Begin Excerpted records

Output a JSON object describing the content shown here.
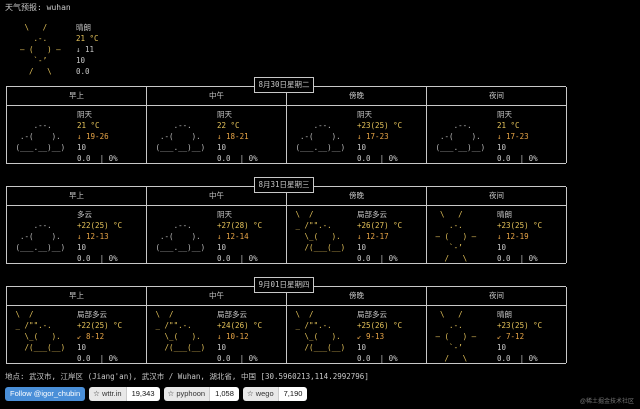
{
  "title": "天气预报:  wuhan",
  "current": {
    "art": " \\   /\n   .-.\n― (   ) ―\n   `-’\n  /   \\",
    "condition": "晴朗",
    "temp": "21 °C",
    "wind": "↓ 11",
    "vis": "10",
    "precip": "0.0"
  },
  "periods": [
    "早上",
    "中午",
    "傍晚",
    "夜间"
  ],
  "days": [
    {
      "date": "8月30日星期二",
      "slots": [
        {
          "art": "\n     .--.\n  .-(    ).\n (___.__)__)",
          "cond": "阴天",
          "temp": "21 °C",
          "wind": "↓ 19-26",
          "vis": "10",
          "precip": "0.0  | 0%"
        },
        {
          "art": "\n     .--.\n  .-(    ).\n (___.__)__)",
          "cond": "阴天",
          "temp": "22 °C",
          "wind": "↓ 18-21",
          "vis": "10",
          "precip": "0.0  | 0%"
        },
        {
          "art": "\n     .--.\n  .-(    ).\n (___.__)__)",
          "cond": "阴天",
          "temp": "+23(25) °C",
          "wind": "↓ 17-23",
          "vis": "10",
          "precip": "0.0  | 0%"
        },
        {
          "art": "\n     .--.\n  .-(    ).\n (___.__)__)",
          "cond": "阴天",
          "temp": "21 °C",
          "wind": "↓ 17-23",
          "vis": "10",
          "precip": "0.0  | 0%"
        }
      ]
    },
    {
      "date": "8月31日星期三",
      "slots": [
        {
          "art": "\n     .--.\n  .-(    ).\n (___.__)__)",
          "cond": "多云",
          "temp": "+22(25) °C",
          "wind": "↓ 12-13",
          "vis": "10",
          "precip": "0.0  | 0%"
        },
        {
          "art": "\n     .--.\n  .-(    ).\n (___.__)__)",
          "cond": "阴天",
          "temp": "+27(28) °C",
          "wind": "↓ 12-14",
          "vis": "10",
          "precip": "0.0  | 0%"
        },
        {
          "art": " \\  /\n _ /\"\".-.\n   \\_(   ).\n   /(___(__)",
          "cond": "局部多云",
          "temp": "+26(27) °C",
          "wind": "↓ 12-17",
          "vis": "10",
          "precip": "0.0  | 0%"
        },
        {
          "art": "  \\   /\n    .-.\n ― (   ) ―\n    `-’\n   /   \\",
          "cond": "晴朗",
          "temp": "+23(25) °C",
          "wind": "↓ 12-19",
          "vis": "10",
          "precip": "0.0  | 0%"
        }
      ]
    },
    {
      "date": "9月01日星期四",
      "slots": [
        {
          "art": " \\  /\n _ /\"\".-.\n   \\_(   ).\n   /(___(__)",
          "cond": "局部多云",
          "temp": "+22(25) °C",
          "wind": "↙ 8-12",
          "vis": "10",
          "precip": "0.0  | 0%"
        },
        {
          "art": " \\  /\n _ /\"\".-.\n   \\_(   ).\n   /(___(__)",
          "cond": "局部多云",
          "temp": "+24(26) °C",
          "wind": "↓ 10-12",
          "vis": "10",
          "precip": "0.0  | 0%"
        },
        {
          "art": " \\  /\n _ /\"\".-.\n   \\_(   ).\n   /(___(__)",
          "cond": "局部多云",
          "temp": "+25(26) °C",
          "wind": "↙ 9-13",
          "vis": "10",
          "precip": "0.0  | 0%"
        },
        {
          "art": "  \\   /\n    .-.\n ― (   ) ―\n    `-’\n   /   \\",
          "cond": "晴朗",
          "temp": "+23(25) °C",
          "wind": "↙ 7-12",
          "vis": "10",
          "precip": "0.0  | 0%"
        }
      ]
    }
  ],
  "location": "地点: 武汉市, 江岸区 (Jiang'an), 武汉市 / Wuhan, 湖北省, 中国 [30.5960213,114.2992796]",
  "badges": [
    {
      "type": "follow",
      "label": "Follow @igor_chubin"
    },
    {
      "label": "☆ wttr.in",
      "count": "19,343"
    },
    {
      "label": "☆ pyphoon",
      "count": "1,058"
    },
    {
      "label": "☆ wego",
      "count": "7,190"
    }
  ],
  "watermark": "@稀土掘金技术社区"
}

End Excerpted records

Show every line from the listing above in which the string "date" appears.

Exercise response:
      "date": "8月30日星期二",
      "date": "8月31日星期三",
      "date": "9月01日星期四",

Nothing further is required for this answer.